> _What is expected_: Search the material for "this" and show all lines that contain it.

(Data items)
>> START
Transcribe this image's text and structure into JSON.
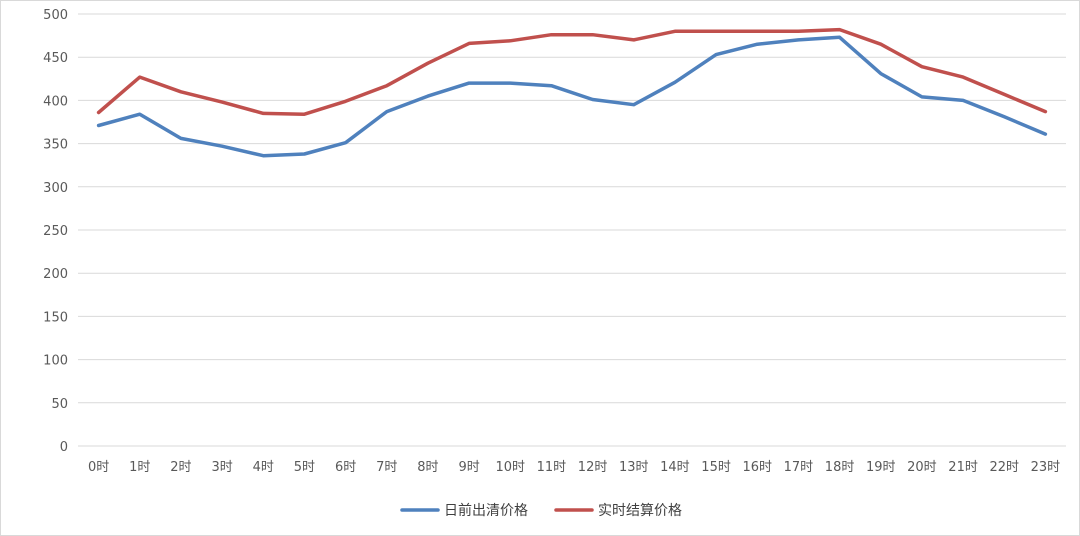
{
  "chart_data": {
    "type": "line",
    "title": "",
    "xlabel": "",
    "ylabel": "",
    "categories": [
      "0时",
      "1时",
      "2时",
      "3时",
      "4时",
      "5时",
      "6时",
      "7时",
      "8时",
      "9时",
      "10时",
      "11时",
      "12时",
      "13时",
      "14时",
      "15时",
      "16时",
      "17时",
      "18时",
      "19时",
      "20时",
      "21时",
      "22时",
      "23时"
    ],
    "series": [
      {
        "name": "日前出清价格",
        "color": "#4f81bd",
        "values": [
          371,
          384,
          356,
          347,
          336,
          338,
          351,
          387,
          405,
          420,
          420,
          417,
          401,
          395,
          421,
          453,
          465,
          470,
          473,
          431,
          404,
          400,
          381,
          361
        ]
      },
      {
        "name": "实时结算价格",
        "color": "#c0504d",
        "values": [
          386,
          427,
          410,
          398,
          385,
          384,
          399,
          417,
          443,
          466,
          469,
          476,
          476,
          470,
          480,
          480,
          480,
          480,
          482,
          465,
          439,
          427,
          407,
          387
        ]
      }
    ],
    "ylim": [
      0,
      500
    ],
    "yticks": [
      0,
      50,
      100,
      150,
      200,
      250,
      300,
      350,
      400,
      450,
      500
    ],
    "grid": true,
    "legend_position": "bottom"
  }
}
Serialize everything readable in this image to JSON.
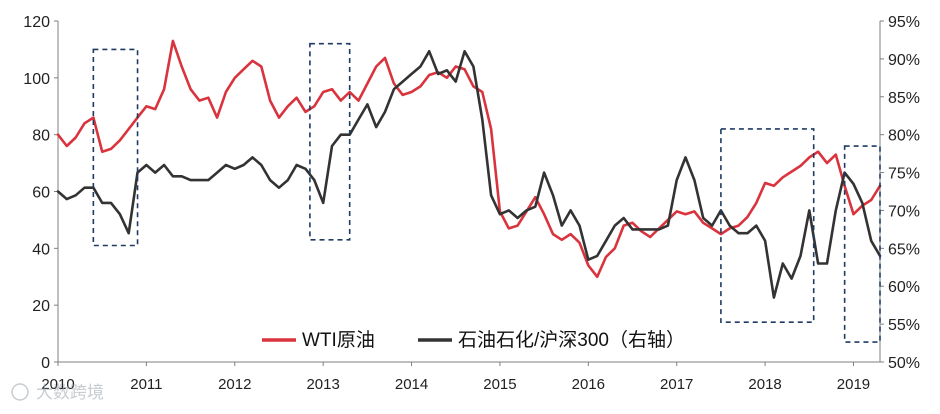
{
  "chart_data": {
    "type": "line",
    "title": "",
    "xlabel": "",
    "ylabel": "",
    "x_ticks": [
      "2010",
      "2011",
      "2012",
      "2013",
      "2014",
      "2015",
      "2016",
      "2017",
      "2018",
      "2019"
    ],
    "xlim": [
      2010.0,
      2019.3
    ],
    "y_left": {
      "lim": [
        0,
        120
      ],
      "ticks": [
        "0",
        "20",
        "40",
        "60",
        "80",
        "100",
        "120"
      ]
    },
    "y_right": {
      "lim": [
        50,
        95
      ],
      "ticks": [
        "50%",
        "55%",
        "60%",
        "65%",
        "70%",
        "75%",
        "80%",
        "85%",
        "90%",
        "95%"
      ]
    },
    "grid": false,
    "legend_position": "bottom-center",
    "series": [
      {
        "name": "WTI原油",
        "axis": "left",
        "color": "#d9343e",
        "x": [
          2010.0,
          2010.1,
          2010.2,
          2010.3,
          2010.4,
          2010.5,
          2010.6,
          2010.7,
          2010.8,
          2010.9,
          2011.0,
          2011.1,
          2011.2,
          2011.3,
          2011.4,
          2011.5,
          2011.6,
          2011.7,
          2011.8,
          2011.9,
          2012.0,
          2012.1,
          2012.2,
          2012.3,
          2012.4,
          2012.5,
          2012.6,
          2012.7,
          2012.8,
          2012.9,
          2013.0,
          2013.1,
          2013.2,
          2013.3,
          2013.4,
          2013.5,
          2013.6,
          2013.7,
          2013.8,
          2013.9,
          2014.0,
          2014.1,
          2014.2,
          2014.3,
          2014.4,
          2014.5,
          2014.6,
          2014.7,
          2014.8,
          2014.9,
          2015.0,
          2015.1,
          2015.2,
          2015.3,
          2015.4,
          2015.5,
          2015.6,
          2015.7,
          2015.8,
          2015.9,
          2016.0,
          2016.1,
          2016.2,
          2016.3,
          2016.4,
          2016.5,
          2016.6,
          2016.7,
          2016.8,
          2016.9,
          2017.0,
          2017.1,
          2017.2,
          2017.3,
          2017.4,
          2017.5,
          2017.6,
          2017.7,
          2017.8,
          2017.9,
          2018.0,
          2018.1,
          2018.2,
          2018.3,
          2018.4,
          2018.5,
          2018.6,
          2018.7,
          2018.8,
          2018.9,
          2019.0,
          2019.1,
          2019.2,
          2019.3
        ],
        "values": [
          80,
          76,
          79,
          84,
          86,
          74,
          75,
          78,
          82,
          86,
          90,
          89,
          96,
          113,
          104,
          96,
          92,
          93,
          86,
          95,
          100,
          103,
          106,
          104,
          92,
          86,
          90,
          93,
          88,
          90,
          95,
          96,
          92,
          95,
          92,
          98,
          104,
          107,
          98,
          94,
          95,
          97,
          101,
          102,
          100,
          104,
          103,
          97,
          95,
          82,
          53,
          47,
          48,
          53,
          58,
          52,
          45,
          43,
          45,
          42,
          34,
          30,
          37,
          40,
          48,
          49,
          46,
          44,
          47,
          50,
          53,
          52,
          53,
          49,
          47,
          45,
          47,
          48,
          51,
          56,
          63,
          62,
          65,
          67,
          69,
          72,
          74,
          70,
          73,
          62,
          52,
          55,
          57,
          62
        ],
        "values_note": ""
      },
      {
        "name": "石油石化/沪深300（右轴）",
        "axis": "right",
        "color": "#333333",
        "x": [
          2010.0,
          2010.1,
          2010.2,
          2010.3,
          2010.4,
          2010.5,
          2010.6,
          2010.7,
          2010.8,
          2010.9,
          2011.0,
          2011.1,
          2011.2,
          2011.3,
          2011.4,
          2011.5,
          2011.6,
          2011.7,
          2011.8,
          2011.9,
          2012.0,
          2012.1,
          2012.2,
          2012.3,
          2012.4,
          2012.5,
          2012.6,
          2012.7,
          2012.8,
          2012.9,
          2013.0,
          2013.1,
          2013.2,
          2013.3,
          2013.4,
          2013.5,
          2013.6,
          2013.7,
          2013.8,
          2013.9,
          2014.0,
          2014.1,
          2014.2,
          2014.3,
          2014.4,
          2014.5,
          2014.6,
          2014.7,
          2014.8,
          2014.9,
          2015.0,
          2015.1,
          2015.2,
          2015.3,
          2015.4,
          2015.5,
          2015.6,
          2015.7,
          2015.8,
          2015.9,
          2016.0,
          2016.1,
          2016.2,
          2016.3,
          2016.4,
          2016.5,
          2016.6,
          2016.7,
          2016.8,
          2016.9,
          2017.0,
          2017.1,
          2017.2,
          2017.3,
          2017.4,
          2017.5,
          2017.6,
          2017.7,
          2017.8,
          2017.9,
          2018.0,
          2018.1,
          2018.2,
          2018.3,
          2018.4,
          2018.5,
          2018.6,
          2018.7,
          2018.8,
          2018.9,
          2019.0,
          2019.1,
          2019.2,
          2019.3
        ],
        "values": [
          72.5,
          71.5,
          72,
          73,
          73,
          71,
          71,
          69.5,
          67,
          75,
          76,
          75,
          76,
          74.5,
          74.5,
          74,
          74,
          74,
          75,
          76,
          75.5,
          76,
          77,
          76,
          74,
          73,
          74,
          76,
          75.5,
          74,
          71,
          78.5,
          80,
          80,
          82,
          84,
          81,
          83,
          86,
          87,
          88,
          89,
          91,
          88,
          88.5,
          87,
          91,
          89,
          82,
          72,
          69.5,
          70,
          69,
          70,
          70.5,
          75,
          72,
          68,
          70,
          68,
          63.5,
          64,
          66,
          68,
          69,
          67.5,
          67.5,
          67.5,
          67.5,
          68,
          74,
          77,
          74,
          69,
          68,
          70,
          68,
          67,
          67,
          68,
          66,
          58.5,
          63,
          61,
          64,
          70,
          63,
          63,
          70,
          75,
          73.5,
          71,
          66,
          64
        ],
        "values_note": ""
      }
    ],
    "highlight_boxes": [
      {
        "x": [
          2010.4,
          2010.9
        ],
        "y_left": [
          41,
          110
        ]
      },
      {
        "x": [
          2012.85,
          2013.3
        ],
        "y_left": [
          43,
          112
        ]
      },
      {
        "x": [
          2017.5,
          2018.55
        ],
        "y_left": [
          14,
          82
        ]
      },
      {
        "x": [
          2018.9,
          2019.3
        ],
        "y_left": [
          7,
          76
        ]
      }
    ],
    "box_color": "#1f3b63"
  },
  "watermark": "大数跨境"
}
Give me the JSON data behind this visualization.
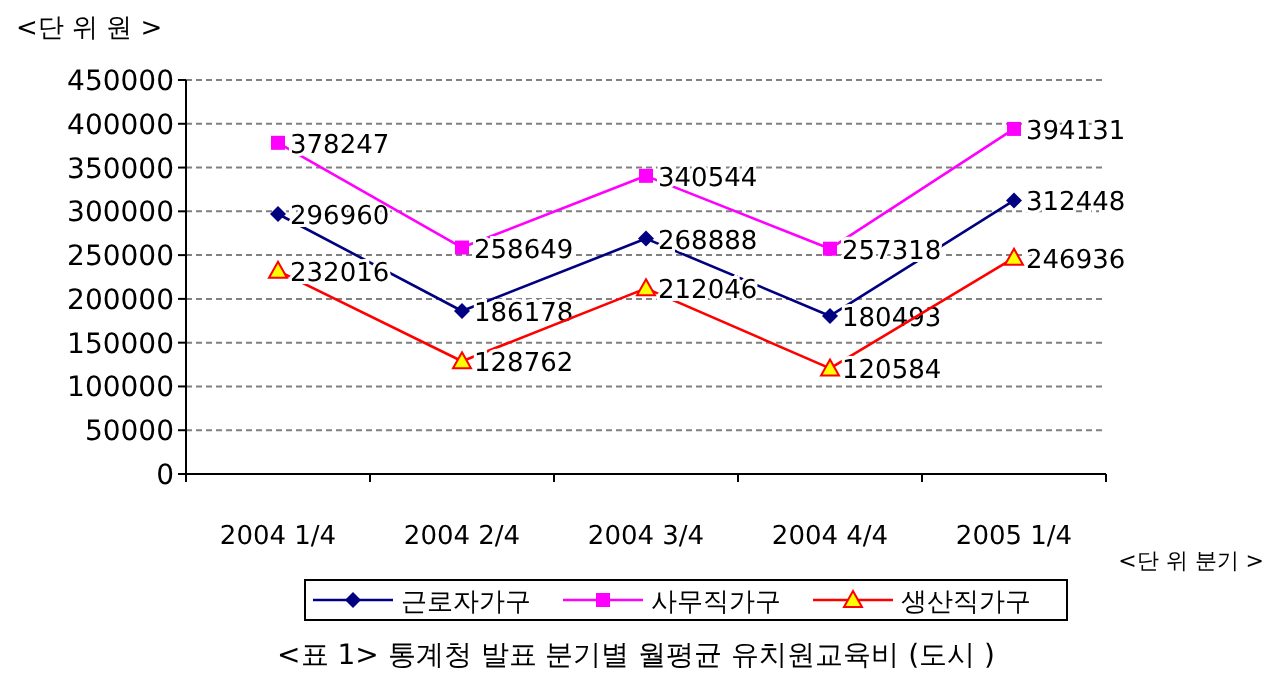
{
  "chart_data": {
    "type": "line",
    "ylabel": "<단 위 원 >",
    "xlabel": "<단 위 분기 >",
    "annotations": [
      "<표 1> 통계청 발표 분기별 월평균 유치원교육비 (도시 )"
    ],
    "categories": [
      "2004 1/4",
      "2004 2/4",
      "2004 3/4",
      "2004 4/4",
      "2005 1/4"
    ],
    "series": [
      {
        "name": "근로자가구",
        "color": "#000080",
        "marker": "diamond",
        "values": [
          296960,
          186178,
          268888,
          180493,
          312448
        ]
      },
      {
        "name": "사무직가구",
        "color": "#ff00ff",
        "marker": "square",
        "values": [
          378247,
          258649,
          340544,
          257318,
          394131
        ]
      },
      {
        "name": "생산직가구",
        "color": "#ff0000",
        "marker": "triangle",
        "values": [
          232016,
          128762,
          212046,
          120584,
          246936
        ]
      }
    ],
    "ylim": [
      0,
      450000
    ],
    "yticks": [
      0,
      50000,
      100000,
      150000,
      200000,
      250000,
      300000,
      350000,
      400000,
      450000
    ],
    "grid": "y",
    "legend": "bottom",
    "data_labels": true
  }
}
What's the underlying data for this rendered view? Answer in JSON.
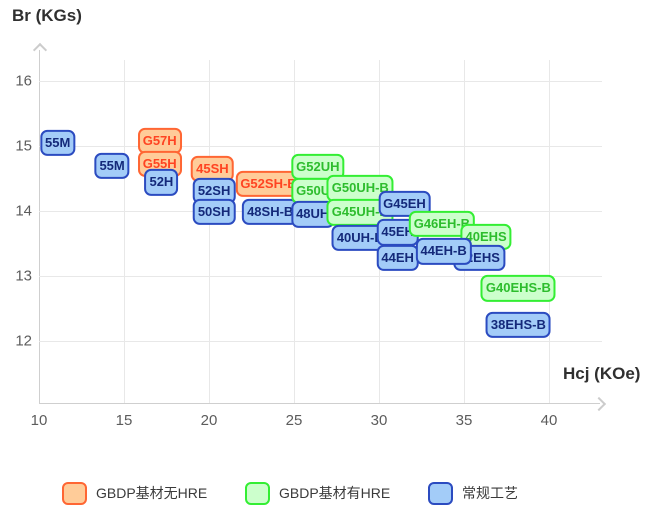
>> END
> _Written reply_:
Transcribe this image's text and structure into JSON.
Serialize everything readable in this image to JSON.
Give me the JSON data behind this visualization.
What's the underlying data for this rendered view? Answer in JSON.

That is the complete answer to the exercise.